» **What is asked**
Provide the number of lines where the word "rodina" occurs, and no other text.

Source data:

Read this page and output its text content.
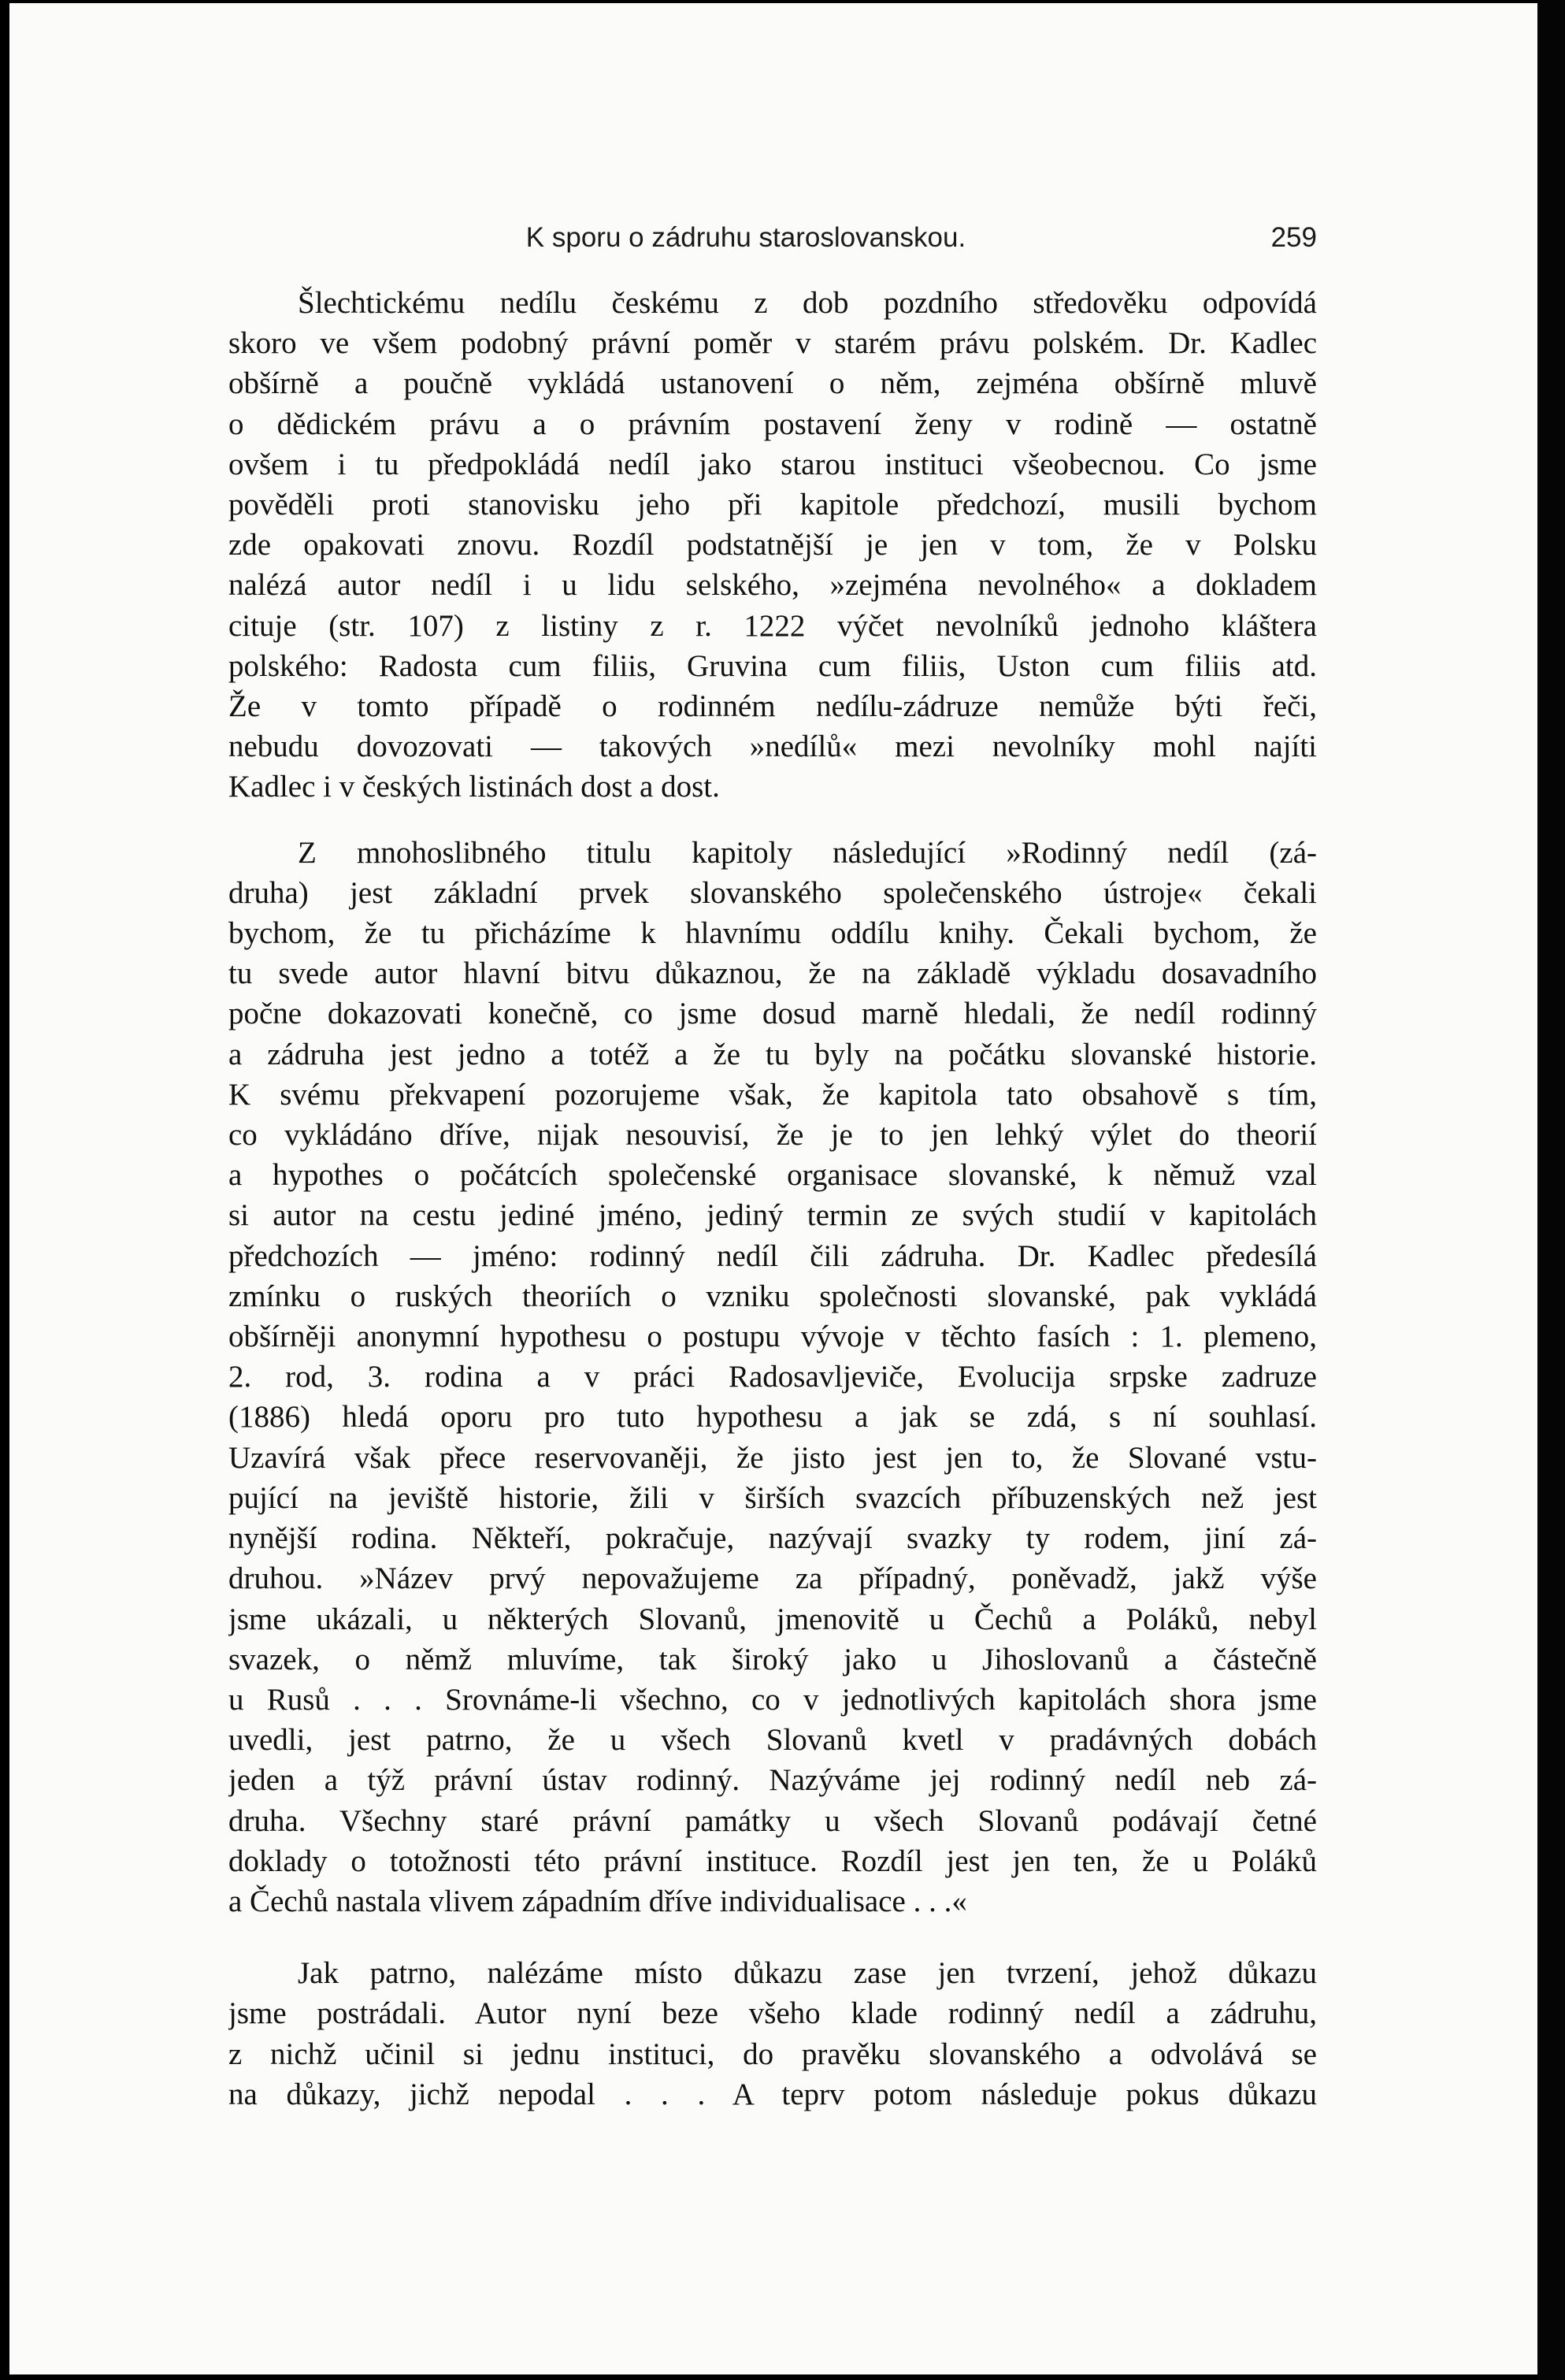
K sporu o zádruhu staroslovanskou.	259
Šlechtickému nedílu českému z dob pozdního středověku odpovídá
skoro ve všem podobný právní poměr v starém právu polském. Dr. Kadlec
obšírně a poučně vykládá ustanovení o něm, zejména obšírně mluvě
o dědickém právu a o právním postavení ženy v rodině — ostatně
ovšem i tu předpokládá nedíl jako starou instituci všeobecnou. Co jsme
pověděli proti stanovisku jeho při kapitole předchozí, musili bychom
zde opakovati znovu. Rozdíl podstatnější je jen v tom, že v Polsku
nalézá autor nedíl i u lidu selského, »zejména nevolného« a dokladem
cituje (str. 107) z listiny z r. 1222 výčet nevolníků jednoho kláštera
polského: Radosta cum filiis, Gruvina cum filiis, Uston cum filiis atd.
Že v tomto případě o rodinném nedílu-zádruze nemůže býti řeči,
nebudu dovozovati — takových »nedílů« mezi nevolníky mohl najíti
Kadlec i v českých listinách dost a dost.
Z mnohoslibného titulu kapitoly následující »Rodinný nedíl (zá-
druha) jest základní prvek slovanského společenského ústroje« čekali
bychom, že tu přicházíme k hlavnímu oddílu knihy. Čekali bychom, že
tu svede autor hlavní bitvu důkaznou, že na základě výkladu dosavadního
počne dokazovati konečně, co jsme dosud marně hledali, že nedíl rodinný
a zádruha jest jedno a totéž a že tu byly na počátku slovanské historie.
K svému překvapení pozorujeme však, že kapitola tato obsahově s tím,
co vykládáno dříve, nijak nesouvisí, že je to jen lehký výlet do theorií
a hypothes o počátcích společenské organisace slovanské, k němuž vzal
si autor na cestu jediné jméno, jediný termin ze svých studií v kapitolách
předchozích — jméno: rodinný nedíl čili zádruha. Dr. Kadlec předesílá
zmínku o ruských theoriích o vzniku společnosti slovanské, pak vykládá
obšírněji anonymní hypothesu o postupu vývoje v těchto fasích : 1. plemeno,
2. rod, 3. rodina a v práci Radosavljeviče, Evolucija srpske zadruze
(1886) hledá oporu pro tuto hypothesu a jak se zdá, s ní souhlasí.
Uzavírá však přece reservovaněji, že jisto jest jen to, že Slované vstu-
pující na jeviště historie, žili v širších svazcích příbuzenských než jest
nynější rodina. Někteří, pokračuje, nazývají svazky ty rodem, jiní zá-
druhou. »Název prvý nepovažujeme za případný, poněvadž, jakž výše
jsme ukázali, u některých Slovanů, jmenovitě u Čechů a Poláků, nebyl
svazek, o němž mluvíme, tak široký jako u Jihoslovanů a částečně
u Rusů . . . Srovnáme-li všechno, co v jednotlivých kapitolách shora jsme
uvedli, jest patrno, že u všech Slovanů kvetl v pradávných dobách
jeden a týž právní ústav rodinný. Nazýváme jej rodinný nedíl neb zá-
druha. Všechny staré právní památky u všech Slovanů podávají četné
doklady o totožnosti této právní instituce. Rozdíl jest jen ten, že u Poláků
a Čechů nastala vlivem západním dříve individualisace . . .«
Jak patrno, nalézáme místo důkazu zase jen tvrzení, jehož důkazu
jsme postrádali. Autor nyní beze všeho klade rodinný nedíl a zádruhu,
z nichž učinil si jednu instituci, do pravěku slovanského a odvolává se
na důkazy, jichž nepodal . . . A teprv potom následuje pokus důkazu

» **Task response**
2